## Start DATA SUPPLIED
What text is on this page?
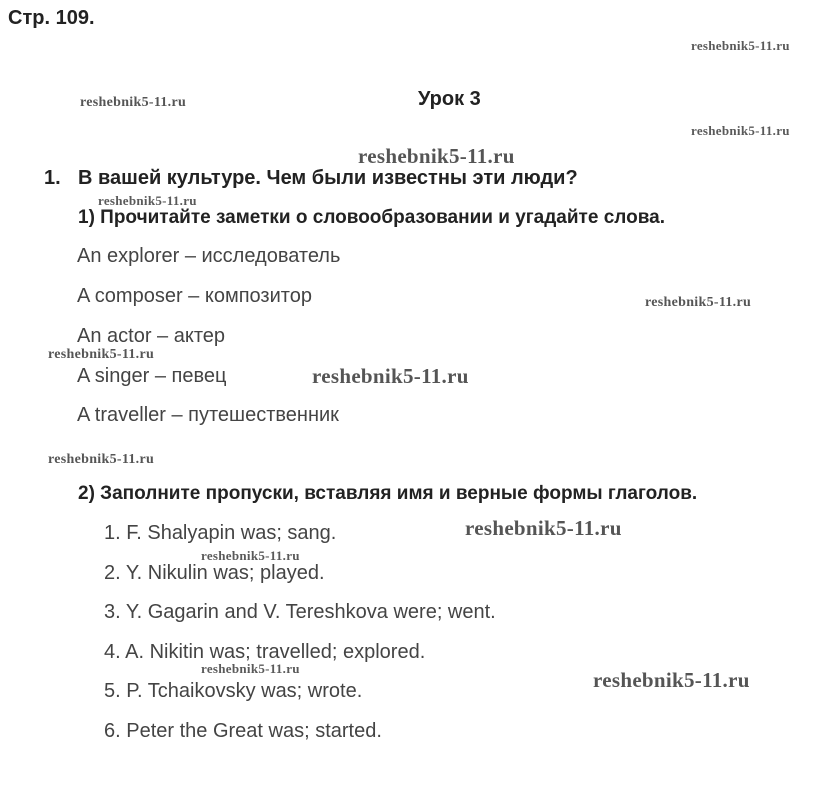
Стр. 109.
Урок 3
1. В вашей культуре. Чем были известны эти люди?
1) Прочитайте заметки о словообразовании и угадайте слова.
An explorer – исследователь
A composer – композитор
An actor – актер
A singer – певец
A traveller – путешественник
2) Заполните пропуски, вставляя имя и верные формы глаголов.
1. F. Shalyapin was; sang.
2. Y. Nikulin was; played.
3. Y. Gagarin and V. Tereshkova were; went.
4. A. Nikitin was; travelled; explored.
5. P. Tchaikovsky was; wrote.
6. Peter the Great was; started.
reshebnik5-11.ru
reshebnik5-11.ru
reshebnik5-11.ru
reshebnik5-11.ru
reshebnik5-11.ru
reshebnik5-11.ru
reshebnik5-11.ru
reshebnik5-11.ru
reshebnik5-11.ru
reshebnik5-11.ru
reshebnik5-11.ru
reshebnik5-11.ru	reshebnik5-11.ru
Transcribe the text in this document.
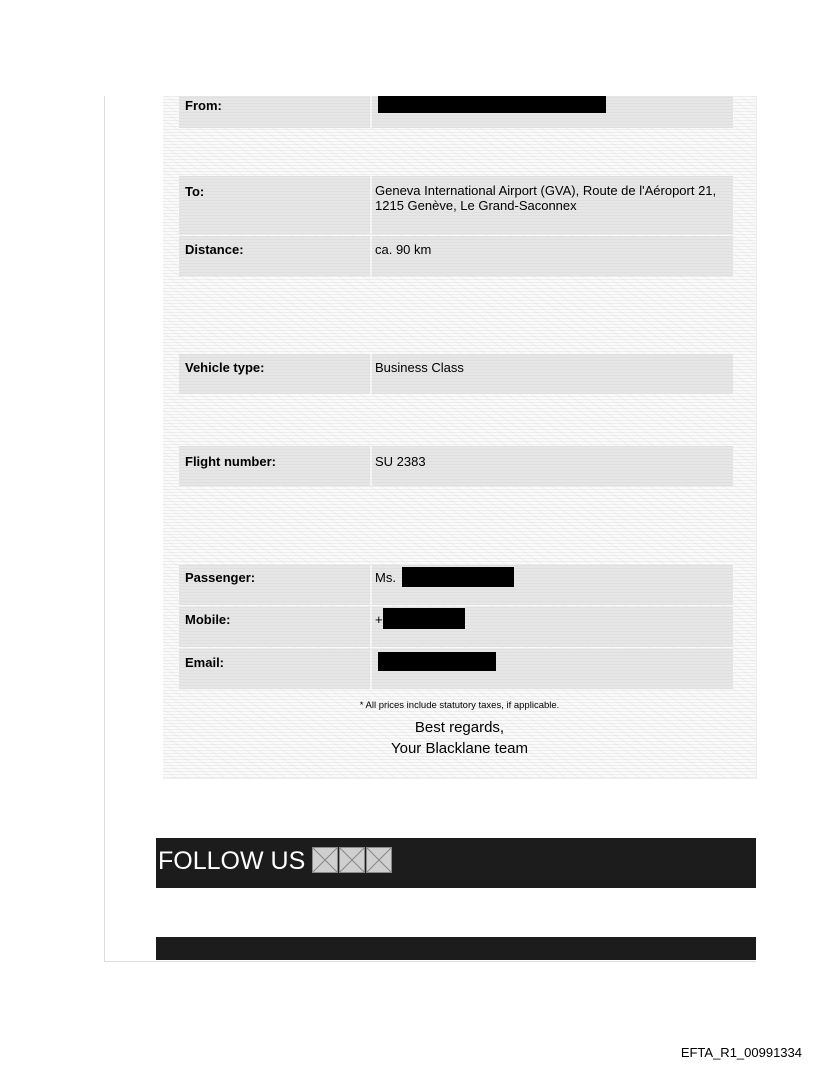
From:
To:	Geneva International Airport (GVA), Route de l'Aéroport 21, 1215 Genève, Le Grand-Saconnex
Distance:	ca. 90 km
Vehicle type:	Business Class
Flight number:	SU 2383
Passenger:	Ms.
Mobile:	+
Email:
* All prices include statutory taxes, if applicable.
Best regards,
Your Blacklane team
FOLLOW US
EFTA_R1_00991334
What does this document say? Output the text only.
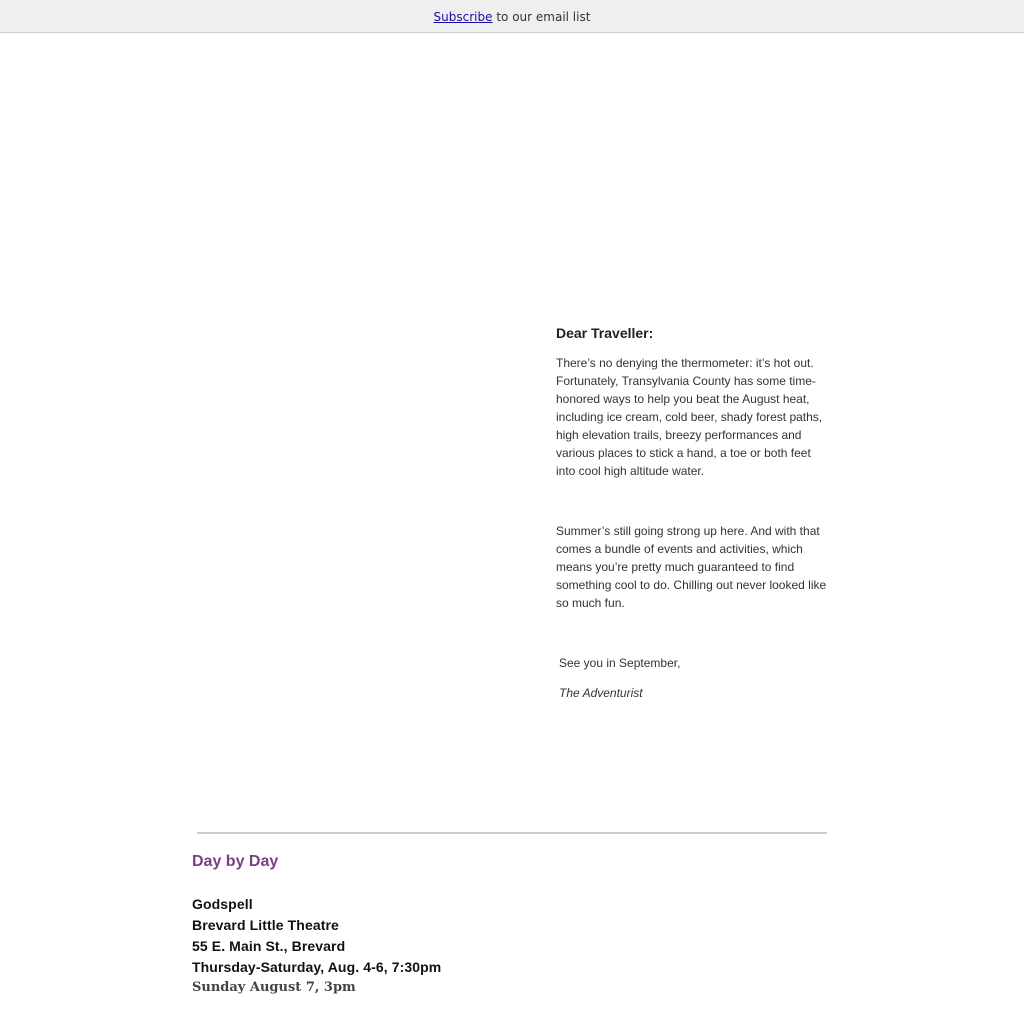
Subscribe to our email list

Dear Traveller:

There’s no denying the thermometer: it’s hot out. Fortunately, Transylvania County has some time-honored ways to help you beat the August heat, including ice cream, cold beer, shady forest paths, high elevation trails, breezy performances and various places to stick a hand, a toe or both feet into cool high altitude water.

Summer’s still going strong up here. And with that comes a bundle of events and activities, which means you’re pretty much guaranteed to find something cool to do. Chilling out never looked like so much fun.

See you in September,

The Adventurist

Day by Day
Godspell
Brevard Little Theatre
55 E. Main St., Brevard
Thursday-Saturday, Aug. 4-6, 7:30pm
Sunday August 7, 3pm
## End DATA SUPPLIED
• WORK REQUIRED
Copy the material above exactly and drop the pictures.

• ANSWER
What text is on this page?
Стр. 109.
Урок 3
1. В вашей культуре. Чем были известны эти люди?
1) Прочитайте заметки о словообразовании и угадайте слова.
An explorer – исследователь
A composer – композитор
An actor – актер
A singer – певец
A traveller – путешественник
2) Заполните пропуски, вставляя имя и верные формы глаголов.
1. F. Shalyapin was; sang.
2. Y. Nikulin was; played.
3. Y. Gagarin and V. Tereshkova were; went.
4. A. Nikitin was; travelled; explored.
5. P. Tchaikovsky was; wrote.
6. Peter the Great was; started.
reshebnik5-11.ru
reshebnik5-11.ru
reshebnik5-11.ru
reshebnik5-11.ru
reshebnik5-11.ru
reshebnik5-11.ru
reshebnik5-11.ru
reshebnik5-11.ru
reshebnik5-11.ru
reshebnik5-11.ru
reshebnik5-11.ru
reshebnik5-11.ru	reshebnik5-11.ru
Transcribe the text in this document.
From:
To:	Geneva International Airport (GVA), Route de l'Aéroport 21, 1215 Genève, Le Grand-Saconnex
Distance:	ca. 90 km
Vehicle type:	Business Class
Flight number:	SU 2383
Passenger:	Ms.
Mobile:	+
Email:
* All prices include statutory taxes, if applicable.
Best regards,
Your Blacklane team
FOLLOW US
EFTA_R1_00991334
What does this document say? Output the text only.
Subscribe to our email list

Dear Traveller:

There’s no denying the thermometer: it’s hot out. Fortunately, Transylvania County has some time-honored ways to help you beat the August heat, including ice cream, cold beer, shady forest paths, high elevation trails, breezy performances and various places to stick a hand, a toe or both feet into cool high altitude water.

Summer’s still going strong up here. And with that comes a bundle of events and activities, which means you’re pretty much guaranteed to find something cool to do. Chilling out never looked like so much fun.

See you in September,

The Adventurist

Day by Day
Godspell
Brevard Little Theatre
55 E. Main St., Brevard
Thursday-Saturday, Aug. 4-6, 7:30pm
Sunday August 7, 3pm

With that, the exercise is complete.